* Task statement: Without skipping anything, write out each record below exactly.

* Extracted material:
++++++++++++++++++++

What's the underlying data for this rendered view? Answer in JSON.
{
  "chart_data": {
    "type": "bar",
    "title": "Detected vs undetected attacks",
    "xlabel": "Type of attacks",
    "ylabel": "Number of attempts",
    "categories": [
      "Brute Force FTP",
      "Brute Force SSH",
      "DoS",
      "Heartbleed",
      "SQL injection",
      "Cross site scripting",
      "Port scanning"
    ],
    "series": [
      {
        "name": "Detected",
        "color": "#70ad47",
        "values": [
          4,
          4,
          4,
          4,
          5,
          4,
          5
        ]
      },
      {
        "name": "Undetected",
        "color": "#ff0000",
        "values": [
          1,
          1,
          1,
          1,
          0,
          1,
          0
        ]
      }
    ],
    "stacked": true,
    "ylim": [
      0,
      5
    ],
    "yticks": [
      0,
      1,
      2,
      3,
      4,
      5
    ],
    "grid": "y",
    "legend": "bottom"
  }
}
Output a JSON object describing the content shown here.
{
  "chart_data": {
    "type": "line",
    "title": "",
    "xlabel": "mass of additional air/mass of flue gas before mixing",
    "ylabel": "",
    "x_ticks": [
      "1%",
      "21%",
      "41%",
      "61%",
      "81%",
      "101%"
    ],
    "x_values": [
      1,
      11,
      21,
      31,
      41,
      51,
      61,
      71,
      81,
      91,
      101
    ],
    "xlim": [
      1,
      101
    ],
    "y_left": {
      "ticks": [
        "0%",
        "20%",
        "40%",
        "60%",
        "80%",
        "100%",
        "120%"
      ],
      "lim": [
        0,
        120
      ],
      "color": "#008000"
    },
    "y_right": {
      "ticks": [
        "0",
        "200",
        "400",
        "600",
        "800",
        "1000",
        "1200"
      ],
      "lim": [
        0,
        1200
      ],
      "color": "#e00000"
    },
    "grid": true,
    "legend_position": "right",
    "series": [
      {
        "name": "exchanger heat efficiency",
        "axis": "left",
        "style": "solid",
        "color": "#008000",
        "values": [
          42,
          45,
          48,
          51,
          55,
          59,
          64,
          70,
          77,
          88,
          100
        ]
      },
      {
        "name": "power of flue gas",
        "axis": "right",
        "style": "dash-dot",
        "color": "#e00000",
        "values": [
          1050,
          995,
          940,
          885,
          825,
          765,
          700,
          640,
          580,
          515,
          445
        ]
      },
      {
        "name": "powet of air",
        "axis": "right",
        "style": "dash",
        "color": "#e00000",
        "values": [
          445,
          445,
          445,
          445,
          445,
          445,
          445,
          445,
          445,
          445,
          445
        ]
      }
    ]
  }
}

++++++++++++++++++++

* Output for this task:
What's the underlying data for this rendered view? Answer in JSON.
{
  "chart_data": {
    "type": "bar",
    "title": "Detected vs undetected attacks",
    "xlabel": "Type of attacks",
    "ylabel": "Number of attempts",
    "categories": [
      "Brute Force FTP",
      "Brute Force SSH",
      "DoS",
      "Heartbleed",
      "SQL injection",
      "Cross site scripting",
      "Port scanning"
    ],
    "series": [
      {
        "name": "Detected",
        "color": "#70ad47",
        "values": [
          4,
          4,
          4,
          4,
          5,
          4,
          5
        ]
      },
      {
        "name": "Undetected",
        "color": "#ff0000",
        "values": [
          1,
          1,
          1,
          1,
          0,
          1,
          0
        ]
      }
    ],
    "stacked": true,
    "ylim": [
      0,
      5
    ],
    "yticks": [
      0,
      1,
      2,
      3,
      4,
      5
    ],
    "grid": "y",
    "legend": "bottom"
  }
}
Output a JSON object describing the content shown here.
{
  "chart_data": {
    "type": "line",
    "title": "",
    "xlabel": "mass of additional air/mass of flue gas before mixing",
    "ylabel": "",
    "x_ticks": [
      "1%",
      "21%",
      "41%",
      "61%",
      "81%",
      "101%"
    ],
    "x_values": [
      1,
      11,
      21,
      31,
      41,
      51,
      61,
      71,
      81,
      91,
      101
    ],
    "xlim": [
      1,
      101
    ],
    "y_left": {
      "ticks": [
        "0%",
        "20%",
        "40%",
        "60%",
        "80%",
        "100%",
        "120%"
      ],
      "lim": [
        0,
        120
      ],
      "color": "#008000"
    },
    "y_right": {
      "ticks": [
        "0",
        "200",
        "400",
        "600",
        "800",
        "1000",
        "1200"
      ],
      "lim": [
        0,
        1200
      ],
      "color": "#e00000"
    },
    "grid": true,
    "legend_position": "right",
    "series": [
      {
        "name": "exchanger heat efficiency",
        "axis": "left",
        "style": "solid",
        "color": "#008000",
        "values": [
          42,
          45,
          48,
          51,
          55,
          59,
          64,
          70,
          77,
          88,
          100
        ]
      },
      {
        "name": "power of flue gas",
        "axis": "right",
        "style": "dash-dot",
        "color": "#e00000",
        "values": [
          1050,
          995,
          940,
          885,
          825,
          765,
          700,
          640,
          580,
          515,
          445
        ]
      },
      {
        "name": "powet of air",
        "axis": "right",
        "style": "dash",
        "color": "#e00000",
        "values": [
          445,
          445,
          445,
          445,
          445,
          445,
          445,
          445,
          445,
          445,
          445
        ]
      }
    ]
  }
}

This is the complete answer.